### Materials provided:
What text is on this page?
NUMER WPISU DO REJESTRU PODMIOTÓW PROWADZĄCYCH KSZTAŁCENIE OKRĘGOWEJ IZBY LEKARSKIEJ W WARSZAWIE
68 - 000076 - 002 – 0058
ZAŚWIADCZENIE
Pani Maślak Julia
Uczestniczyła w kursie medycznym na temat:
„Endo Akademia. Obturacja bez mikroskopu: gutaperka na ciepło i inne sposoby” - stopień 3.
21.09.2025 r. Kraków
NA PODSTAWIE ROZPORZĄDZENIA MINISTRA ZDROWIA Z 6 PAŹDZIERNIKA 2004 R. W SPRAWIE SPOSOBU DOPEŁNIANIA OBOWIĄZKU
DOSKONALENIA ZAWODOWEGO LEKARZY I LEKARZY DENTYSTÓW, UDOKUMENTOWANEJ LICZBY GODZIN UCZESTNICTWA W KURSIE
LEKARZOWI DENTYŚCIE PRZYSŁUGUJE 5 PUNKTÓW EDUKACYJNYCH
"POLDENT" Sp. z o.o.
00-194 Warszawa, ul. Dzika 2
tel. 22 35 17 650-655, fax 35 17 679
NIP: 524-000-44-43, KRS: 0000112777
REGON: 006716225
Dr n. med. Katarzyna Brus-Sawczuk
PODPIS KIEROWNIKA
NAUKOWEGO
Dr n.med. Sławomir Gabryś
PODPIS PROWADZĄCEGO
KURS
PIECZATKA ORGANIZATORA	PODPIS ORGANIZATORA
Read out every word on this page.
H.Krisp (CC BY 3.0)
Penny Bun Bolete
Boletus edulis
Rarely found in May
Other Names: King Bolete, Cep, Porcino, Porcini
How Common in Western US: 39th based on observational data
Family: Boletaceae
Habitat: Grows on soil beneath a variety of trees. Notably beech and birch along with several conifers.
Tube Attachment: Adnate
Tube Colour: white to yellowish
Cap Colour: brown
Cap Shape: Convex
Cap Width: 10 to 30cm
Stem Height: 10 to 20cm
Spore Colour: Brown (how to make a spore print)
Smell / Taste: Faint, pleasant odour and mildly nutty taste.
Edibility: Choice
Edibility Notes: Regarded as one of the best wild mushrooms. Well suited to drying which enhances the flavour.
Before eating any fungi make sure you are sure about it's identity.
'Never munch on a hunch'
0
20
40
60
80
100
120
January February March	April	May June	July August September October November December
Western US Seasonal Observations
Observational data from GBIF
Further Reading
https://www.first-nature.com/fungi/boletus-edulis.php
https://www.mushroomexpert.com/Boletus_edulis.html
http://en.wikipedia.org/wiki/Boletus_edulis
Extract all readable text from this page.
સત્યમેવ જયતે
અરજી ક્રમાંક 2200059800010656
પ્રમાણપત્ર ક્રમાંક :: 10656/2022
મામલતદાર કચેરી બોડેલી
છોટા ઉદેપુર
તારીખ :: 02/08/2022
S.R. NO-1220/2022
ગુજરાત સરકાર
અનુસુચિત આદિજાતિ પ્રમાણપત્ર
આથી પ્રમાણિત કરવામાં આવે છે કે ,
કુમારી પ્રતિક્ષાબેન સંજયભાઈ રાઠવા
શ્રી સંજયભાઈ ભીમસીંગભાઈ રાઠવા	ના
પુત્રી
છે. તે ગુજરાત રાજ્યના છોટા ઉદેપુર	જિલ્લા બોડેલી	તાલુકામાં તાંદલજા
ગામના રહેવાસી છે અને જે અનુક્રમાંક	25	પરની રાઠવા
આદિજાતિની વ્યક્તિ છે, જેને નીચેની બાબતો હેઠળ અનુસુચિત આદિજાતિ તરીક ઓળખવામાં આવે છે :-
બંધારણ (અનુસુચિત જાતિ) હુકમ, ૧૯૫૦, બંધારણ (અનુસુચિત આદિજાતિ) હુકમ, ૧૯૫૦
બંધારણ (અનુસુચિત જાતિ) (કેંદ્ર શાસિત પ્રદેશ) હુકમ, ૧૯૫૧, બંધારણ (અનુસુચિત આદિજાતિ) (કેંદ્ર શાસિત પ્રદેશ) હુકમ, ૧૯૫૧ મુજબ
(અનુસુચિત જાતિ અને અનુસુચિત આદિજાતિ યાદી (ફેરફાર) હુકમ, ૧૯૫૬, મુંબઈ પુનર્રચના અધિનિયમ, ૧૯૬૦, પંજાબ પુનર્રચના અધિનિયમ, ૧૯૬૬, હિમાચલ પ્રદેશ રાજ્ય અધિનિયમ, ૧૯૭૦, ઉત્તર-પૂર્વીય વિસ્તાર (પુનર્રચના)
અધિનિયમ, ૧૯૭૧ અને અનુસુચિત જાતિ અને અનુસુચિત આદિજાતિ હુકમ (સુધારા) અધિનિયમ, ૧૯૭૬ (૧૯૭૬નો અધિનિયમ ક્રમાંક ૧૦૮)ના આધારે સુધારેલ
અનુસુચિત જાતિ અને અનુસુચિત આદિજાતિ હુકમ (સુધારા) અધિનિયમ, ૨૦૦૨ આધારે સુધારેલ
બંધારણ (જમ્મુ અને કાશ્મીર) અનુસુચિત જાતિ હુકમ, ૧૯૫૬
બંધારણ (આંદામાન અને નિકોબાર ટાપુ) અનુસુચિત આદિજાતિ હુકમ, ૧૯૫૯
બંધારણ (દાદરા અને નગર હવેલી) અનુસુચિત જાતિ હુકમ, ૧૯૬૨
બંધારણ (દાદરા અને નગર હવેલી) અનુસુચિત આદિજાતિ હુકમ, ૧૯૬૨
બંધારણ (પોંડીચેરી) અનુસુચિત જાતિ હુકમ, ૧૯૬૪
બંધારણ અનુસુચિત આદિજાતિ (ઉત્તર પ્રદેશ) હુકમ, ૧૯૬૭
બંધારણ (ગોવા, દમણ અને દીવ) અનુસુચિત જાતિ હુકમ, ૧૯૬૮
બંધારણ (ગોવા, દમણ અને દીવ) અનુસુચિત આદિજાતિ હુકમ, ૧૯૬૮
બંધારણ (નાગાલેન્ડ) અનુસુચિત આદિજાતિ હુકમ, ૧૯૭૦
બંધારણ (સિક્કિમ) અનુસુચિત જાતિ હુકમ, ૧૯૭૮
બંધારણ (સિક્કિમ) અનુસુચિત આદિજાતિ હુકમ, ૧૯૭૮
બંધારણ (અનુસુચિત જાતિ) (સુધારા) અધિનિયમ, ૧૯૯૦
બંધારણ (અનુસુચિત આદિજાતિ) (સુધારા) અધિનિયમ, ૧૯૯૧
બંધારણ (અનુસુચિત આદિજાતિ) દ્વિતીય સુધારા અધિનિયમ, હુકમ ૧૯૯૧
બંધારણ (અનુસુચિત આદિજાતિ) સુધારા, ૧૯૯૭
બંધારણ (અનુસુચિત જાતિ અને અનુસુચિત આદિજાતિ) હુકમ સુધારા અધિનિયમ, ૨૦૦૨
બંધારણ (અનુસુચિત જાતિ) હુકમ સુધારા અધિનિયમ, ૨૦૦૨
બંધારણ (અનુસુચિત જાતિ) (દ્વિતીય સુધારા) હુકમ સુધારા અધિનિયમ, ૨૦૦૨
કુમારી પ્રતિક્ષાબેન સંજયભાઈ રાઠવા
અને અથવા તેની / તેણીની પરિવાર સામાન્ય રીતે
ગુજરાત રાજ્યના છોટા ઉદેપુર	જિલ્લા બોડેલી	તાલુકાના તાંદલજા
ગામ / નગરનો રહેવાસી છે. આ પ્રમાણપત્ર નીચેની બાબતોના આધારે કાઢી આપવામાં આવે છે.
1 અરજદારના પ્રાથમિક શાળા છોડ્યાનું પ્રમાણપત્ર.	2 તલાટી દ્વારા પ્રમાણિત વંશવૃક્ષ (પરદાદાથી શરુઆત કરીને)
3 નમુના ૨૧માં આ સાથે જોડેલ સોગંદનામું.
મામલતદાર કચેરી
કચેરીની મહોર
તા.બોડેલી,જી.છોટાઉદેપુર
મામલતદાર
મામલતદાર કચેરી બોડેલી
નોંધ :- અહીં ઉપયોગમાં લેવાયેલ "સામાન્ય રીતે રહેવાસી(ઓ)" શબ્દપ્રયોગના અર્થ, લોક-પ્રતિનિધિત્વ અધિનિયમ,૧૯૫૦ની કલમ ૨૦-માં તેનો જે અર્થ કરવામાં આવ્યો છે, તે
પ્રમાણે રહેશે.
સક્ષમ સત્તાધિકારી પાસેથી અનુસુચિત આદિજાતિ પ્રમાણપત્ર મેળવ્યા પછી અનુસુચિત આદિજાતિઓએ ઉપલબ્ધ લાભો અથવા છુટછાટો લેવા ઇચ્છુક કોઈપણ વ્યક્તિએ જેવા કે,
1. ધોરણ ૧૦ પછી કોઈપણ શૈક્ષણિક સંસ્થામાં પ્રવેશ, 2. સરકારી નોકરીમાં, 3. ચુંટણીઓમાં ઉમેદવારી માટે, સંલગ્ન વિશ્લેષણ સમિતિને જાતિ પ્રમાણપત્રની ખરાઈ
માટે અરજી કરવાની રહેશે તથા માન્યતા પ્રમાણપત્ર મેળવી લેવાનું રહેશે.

### Work instructions:
Return a copy of every line that includes the word "data".

### Written solution:
How Common in Western US: 39th based on observational data
Observational data from GBIF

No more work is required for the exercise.